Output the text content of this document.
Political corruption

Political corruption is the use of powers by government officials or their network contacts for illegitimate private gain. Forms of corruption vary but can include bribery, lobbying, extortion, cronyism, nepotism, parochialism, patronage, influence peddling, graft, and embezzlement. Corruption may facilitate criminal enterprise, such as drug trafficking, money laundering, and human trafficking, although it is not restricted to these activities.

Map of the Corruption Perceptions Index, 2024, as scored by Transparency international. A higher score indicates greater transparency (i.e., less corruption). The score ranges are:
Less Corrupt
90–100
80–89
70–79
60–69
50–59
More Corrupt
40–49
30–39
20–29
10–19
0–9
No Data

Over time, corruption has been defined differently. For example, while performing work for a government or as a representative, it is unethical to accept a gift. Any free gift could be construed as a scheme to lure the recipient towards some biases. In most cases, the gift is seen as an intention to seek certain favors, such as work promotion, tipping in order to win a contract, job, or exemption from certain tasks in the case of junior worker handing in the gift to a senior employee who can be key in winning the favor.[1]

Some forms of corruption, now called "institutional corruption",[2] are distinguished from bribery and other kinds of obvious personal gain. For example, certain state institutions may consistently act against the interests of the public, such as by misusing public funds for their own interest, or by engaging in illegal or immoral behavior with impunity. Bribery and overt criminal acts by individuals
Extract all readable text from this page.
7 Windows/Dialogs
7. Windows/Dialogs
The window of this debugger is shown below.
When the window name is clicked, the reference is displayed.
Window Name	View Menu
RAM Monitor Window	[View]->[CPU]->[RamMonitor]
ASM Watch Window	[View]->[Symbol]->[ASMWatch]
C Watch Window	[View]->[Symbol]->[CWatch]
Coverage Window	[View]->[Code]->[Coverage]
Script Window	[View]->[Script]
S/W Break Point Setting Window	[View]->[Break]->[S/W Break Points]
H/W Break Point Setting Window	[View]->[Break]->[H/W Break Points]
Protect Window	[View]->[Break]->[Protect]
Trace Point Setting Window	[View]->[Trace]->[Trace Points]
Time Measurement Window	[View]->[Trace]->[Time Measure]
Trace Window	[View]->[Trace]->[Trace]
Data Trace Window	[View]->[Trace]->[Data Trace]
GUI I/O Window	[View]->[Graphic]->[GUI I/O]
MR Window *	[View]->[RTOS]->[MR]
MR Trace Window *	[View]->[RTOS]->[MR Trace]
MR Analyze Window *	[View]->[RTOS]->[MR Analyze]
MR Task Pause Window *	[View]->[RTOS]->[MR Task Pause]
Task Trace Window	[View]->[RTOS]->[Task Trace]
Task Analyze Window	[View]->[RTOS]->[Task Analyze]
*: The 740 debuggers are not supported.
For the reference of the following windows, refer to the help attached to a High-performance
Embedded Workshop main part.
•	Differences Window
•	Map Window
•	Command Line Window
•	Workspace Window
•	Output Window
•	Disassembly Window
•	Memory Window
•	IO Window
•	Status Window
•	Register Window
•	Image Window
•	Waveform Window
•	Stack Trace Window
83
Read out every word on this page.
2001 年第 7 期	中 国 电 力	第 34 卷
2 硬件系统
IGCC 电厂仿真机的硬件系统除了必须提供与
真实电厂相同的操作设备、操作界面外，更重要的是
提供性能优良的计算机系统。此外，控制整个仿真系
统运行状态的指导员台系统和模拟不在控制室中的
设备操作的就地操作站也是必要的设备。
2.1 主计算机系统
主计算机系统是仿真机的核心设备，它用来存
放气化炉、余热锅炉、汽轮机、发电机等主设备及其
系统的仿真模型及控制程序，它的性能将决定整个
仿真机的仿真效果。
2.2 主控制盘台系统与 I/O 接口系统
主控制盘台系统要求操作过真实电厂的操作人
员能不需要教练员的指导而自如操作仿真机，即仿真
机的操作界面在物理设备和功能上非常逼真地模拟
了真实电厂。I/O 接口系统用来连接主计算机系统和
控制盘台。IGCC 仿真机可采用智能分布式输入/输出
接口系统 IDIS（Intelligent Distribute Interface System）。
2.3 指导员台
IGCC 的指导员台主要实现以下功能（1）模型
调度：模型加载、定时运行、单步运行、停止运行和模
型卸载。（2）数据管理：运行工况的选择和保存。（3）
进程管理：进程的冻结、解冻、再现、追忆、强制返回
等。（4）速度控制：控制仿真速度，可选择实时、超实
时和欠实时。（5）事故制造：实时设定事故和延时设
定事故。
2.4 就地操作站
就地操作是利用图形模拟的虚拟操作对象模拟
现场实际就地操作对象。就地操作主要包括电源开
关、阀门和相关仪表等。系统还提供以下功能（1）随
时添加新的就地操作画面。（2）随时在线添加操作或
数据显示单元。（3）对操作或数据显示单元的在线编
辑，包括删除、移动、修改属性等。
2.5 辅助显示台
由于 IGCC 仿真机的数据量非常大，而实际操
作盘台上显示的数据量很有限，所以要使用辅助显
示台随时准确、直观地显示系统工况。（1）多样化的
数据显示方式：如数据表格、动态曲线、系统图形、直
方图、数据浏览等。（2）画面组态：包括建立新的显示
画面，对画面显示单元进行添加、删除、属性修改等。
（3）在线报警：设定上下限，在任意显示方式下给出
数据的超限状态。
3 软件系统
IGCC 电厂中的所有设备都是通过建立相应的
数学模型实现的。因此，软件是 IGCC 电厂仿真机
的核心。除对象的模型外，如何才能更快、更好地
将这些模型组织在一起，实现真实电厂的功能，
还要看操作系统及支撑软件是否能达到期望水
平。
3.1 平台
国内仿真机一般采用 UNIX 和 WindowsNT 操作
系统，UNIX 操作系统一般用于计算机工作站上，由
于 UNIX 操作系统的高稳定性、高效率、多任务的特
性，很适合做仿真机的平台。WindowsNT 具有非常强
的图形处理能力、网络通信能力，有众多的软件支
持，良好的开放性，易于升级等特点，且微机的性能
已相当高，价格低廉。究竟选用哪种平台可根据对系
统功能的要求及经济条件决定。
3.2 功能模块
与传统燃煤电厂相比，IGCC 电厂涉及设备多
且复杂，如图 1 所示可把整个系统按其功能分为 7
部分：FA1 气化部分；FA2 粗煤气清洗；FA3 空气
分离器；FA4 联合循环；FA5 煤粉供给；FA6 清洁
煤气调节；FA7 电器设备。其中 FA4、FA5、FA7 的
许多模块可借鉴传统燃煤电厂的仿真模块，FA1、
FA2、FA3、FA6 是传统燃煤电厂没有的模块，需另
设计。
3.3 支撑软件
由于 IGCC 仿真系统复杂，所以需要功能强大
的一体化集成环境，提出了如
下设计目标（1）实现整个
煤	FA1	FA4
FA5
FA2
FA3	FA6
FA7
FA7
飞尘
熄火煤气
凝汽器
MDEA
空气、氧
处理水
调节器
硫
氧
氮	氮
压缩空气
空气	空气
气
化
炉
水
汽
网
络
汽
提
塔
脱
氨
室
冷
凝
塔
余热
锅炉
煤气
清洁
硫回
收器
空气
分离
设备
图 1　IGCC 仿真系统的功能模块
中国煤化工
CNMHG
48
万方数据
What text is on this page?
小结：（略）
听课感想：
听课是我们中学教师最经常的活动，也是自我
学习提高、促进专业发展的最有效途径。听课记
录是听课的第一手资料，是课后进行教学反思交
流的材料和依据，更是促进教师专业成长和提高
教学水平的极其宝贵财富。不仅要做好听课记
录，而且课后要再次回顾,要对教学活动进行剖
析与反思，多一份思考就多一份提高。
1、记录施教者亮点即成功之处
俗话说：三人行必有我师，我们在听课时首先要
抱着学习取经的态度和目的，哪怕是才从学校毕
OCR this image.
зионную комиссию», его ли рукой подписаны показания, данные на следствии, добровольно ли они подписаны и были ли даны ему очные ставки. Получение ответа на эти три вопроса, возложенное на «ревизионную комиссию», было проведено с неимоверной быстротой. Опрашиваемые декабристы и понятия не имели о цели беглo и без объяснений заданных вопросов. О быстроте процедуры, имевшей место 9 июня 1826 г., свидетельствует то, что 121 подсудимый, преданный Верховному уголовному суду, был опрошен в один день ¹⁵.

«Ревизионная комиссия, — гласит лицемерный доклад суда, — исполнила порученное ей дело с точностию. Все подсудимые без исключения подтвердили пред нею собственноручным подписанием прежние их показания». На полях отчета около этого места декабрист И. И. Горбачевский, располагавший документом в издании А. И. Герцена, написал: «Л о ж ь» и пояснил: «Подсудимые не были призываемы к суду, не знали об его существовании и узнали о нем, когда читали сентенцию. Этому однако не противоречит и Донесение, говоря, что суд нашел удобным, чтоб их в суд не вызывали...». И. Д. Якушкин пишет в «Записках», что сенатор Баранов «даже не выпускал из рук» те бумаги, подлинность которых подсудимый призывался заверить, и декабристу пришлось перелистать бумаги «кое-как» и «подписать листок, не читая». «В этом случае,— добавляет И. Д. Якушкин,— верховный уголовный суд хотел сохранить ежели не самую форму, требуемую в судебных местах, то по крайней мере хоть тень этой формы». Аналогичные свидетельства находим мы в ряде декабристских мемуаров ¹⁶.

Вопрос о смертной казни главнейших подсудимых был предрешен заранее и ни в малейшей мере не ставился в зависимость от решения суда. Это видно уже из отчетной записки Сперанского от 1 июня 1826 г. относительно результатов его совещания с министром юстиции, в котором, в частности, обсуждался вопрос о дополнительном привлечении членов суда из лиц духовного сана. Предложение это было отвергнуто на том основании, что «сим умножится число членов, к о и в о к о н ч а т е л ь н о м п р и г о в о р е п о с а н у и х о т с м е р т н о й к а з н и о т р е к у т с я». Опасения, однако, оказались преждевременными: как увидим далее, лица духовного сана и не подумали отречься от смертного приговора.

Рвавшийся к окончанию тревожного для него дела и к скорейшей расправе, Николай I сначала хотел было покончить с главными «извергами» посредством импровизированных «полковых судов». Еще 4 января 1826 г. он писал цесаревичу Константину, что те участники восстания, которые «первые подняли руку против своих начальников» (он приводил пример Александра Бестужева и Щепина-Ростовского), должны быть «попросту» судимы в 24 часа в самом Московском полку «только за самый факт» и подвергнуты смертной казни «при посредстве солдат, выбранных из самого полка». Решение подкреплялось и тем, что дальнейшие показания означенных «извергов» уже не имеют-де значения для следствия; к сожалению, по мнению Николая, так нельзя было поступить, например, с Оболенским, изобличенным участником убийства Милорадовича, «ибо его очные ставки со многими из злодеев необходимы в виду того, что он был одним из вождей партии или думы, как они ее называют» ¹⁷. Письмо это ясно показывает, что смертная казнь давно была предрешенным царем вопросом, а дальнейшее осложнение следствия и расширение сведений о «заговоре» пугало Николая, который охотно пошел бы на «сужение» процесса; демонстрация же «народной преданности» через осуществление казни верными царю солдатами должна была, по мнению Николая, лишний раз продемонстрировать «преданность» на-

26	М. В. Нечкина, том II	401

- - - - - - -

### [What the exercise asks]
State how many lines of the listing include the word "WindowsNT". Reply with the number alone.

### [Answer to the problem]
2